● **EXERCISE DETAILS**: List each line of the data in which the string "screenshot" appears.

● **DATASET**:

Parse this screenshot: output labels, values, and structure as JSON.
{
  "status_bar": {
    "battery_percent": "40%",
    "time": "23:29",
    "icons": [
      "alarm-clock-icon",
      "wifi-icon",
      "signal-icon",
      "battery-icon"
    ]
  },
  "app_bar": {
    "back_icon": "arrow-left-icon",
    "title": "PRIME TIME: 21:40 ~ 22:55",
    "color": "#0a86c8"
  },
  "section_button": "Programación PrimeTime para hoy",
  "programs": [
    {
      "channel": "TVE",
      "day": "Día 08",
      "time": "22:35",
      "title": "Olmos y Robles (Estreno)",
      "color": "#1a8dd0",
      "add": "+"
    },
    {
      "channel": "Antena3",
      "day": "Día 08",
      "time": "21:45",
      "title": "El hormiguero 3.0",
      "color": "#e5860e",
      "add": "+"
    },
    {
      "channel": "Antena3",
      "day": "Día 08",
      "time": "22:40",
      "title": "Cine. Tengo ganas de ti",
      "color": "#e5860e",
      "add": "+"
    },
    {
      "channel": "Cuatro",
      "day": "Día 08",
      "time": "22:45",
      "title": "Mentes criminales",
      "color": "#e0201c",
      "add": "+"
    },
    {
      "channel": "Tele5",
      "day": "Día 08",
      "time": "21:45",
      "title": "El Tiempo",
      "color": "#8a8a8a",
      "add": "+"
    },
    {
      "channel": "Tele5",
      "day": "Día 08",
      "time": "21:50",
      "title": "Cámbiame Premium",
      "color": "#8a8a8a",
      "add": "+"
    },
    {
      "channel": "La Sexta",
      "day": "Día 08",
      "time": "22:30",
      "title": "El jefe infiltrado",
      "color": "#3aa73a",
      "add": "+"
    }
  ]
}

---

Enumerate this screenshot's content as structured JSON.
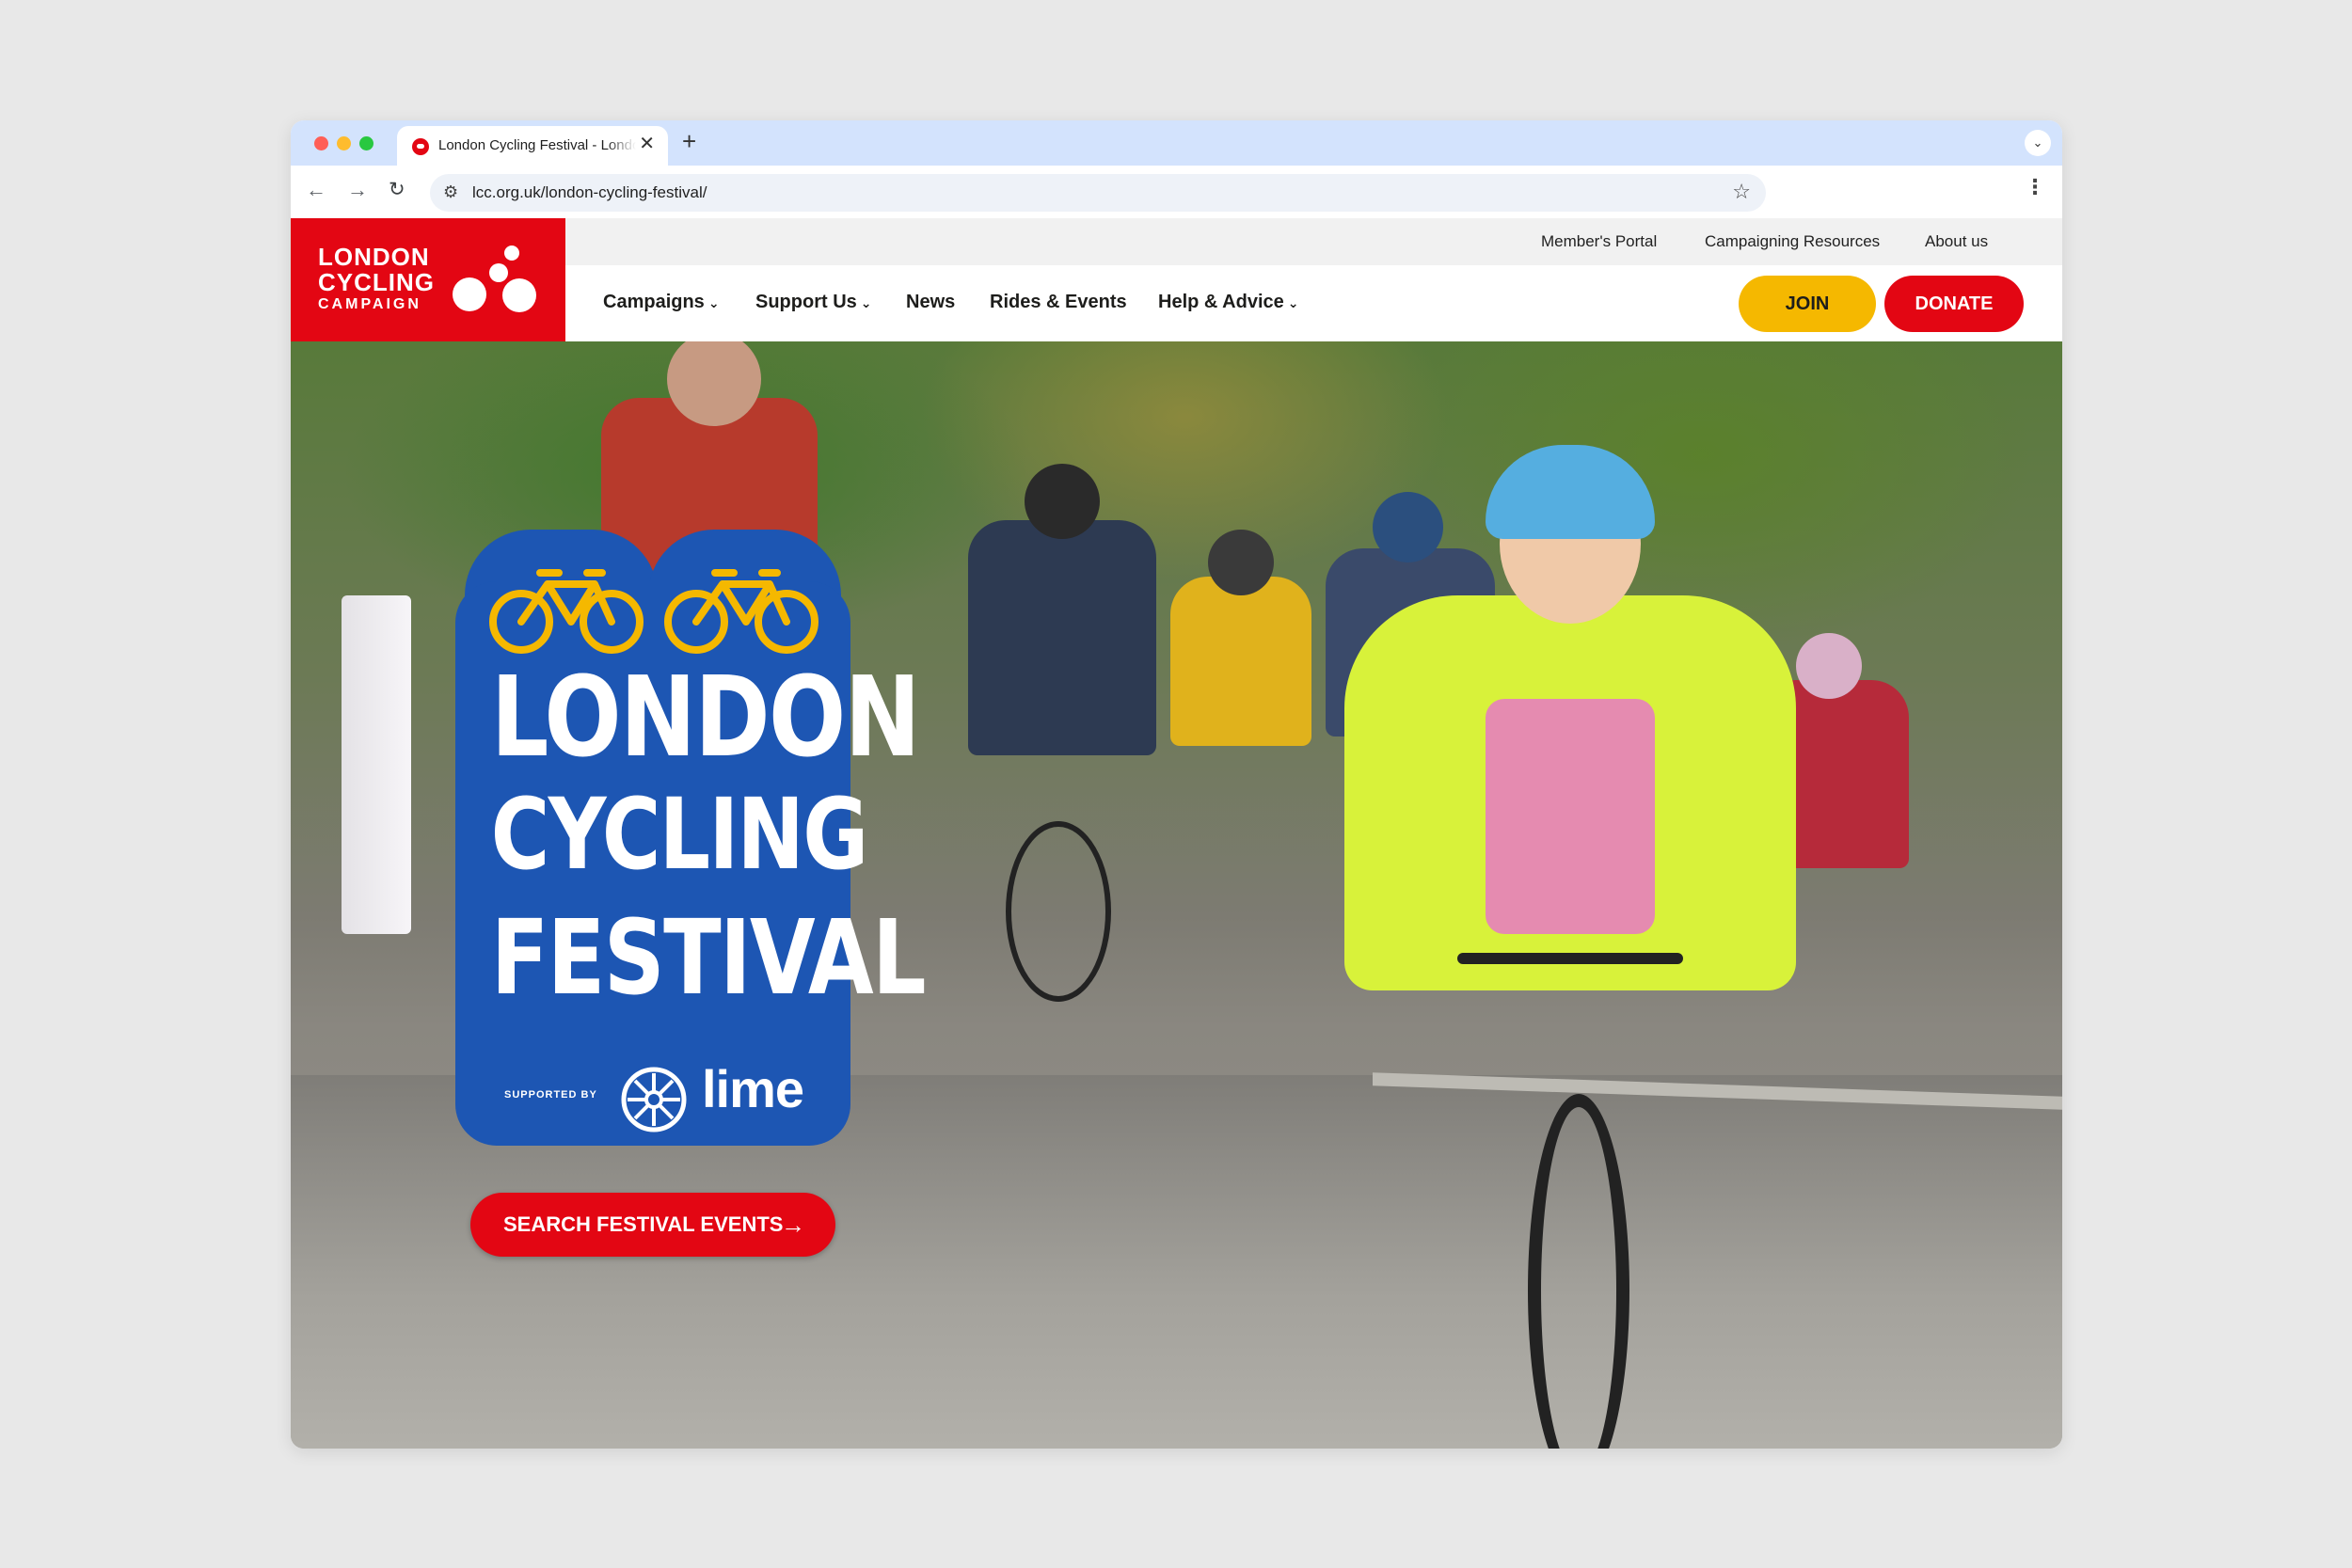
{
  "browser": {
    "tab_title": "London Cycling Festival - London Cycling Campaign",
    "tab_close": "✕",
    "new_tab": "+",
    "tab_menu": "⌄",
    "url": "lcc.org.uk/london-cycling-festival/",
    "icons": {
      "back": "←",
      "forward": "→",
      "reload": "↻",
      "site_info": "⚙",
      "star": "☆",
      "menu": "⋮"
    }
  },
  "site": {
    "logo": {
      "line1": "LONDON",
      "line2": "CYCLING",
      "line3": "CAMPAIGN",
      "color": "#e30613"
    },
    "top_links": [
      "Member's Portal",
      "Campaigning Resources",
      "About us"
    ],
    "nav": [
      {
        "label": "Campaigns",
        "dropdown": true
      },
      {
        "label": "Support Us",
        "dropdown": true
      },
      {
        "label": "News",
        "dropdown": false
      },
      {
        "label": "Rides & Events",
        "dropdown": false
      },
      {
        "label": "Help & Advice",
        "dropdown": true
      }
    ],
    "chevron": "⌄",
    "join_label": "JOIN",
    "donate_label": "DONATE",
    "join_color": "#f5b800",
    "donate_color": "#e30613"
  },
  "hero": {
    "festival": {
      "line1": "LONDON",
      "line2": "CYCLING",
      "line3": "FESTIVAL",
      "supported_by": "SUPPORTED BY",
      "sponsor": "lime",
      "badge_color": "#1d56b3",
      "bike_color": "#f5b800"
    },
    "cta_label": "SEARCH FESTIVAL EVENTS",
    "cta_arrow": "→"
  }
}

● **ANSWER TO THE PROBLEM**:
Parse this screenshot: output labels, values, and structure as JSON.
Enumerate this screenshot's content as structured JSON.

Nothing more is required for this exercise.